[Requirement] Count how many lines of the records below contain the string "button", with case taken into account, and give only the number.

Stored entries:
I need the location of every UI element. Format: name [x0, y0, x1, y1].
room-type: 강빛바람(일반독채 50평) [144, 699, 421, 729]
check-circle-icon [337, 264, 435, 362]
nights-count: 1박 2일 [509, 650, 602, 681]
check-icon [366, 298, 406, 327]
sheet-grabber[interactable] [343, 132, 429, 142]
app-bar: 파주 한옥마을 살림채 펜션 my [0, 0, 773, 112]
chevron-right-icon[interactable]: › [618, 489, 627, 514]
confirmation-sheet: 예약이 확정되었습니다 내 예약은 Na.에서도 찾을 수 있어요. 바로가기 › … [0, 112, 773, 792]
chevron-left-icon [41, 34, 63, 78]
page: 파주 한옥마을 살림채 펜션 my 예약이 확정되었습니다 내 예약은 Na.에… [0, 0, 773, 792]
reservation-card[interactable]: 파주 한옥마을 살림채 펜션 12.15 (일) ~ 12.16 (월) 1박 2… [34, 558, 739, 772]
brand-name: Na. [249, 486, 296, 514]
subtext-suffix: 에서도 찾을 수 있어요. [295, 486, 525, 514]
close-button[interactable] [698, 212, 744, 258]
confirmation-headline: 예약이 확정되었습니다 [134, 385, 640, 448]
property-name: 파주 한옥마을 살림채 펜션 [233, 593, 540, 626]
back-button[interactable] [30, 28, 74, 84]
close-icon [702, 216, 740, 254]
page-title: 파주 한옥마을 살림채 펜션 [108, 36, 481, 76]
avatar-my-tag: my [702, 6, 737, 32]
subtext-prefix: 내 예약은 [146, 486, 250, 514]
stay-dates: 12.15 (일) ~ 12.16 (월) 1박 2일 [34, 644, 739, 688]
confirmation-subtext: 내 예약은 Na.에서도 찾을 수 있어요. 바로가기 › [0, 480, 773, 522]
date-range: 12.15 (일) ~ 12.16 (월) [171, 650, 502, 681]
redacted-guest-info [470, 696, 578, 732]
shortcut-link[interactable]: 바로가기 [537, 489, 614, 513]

[Finished task] 2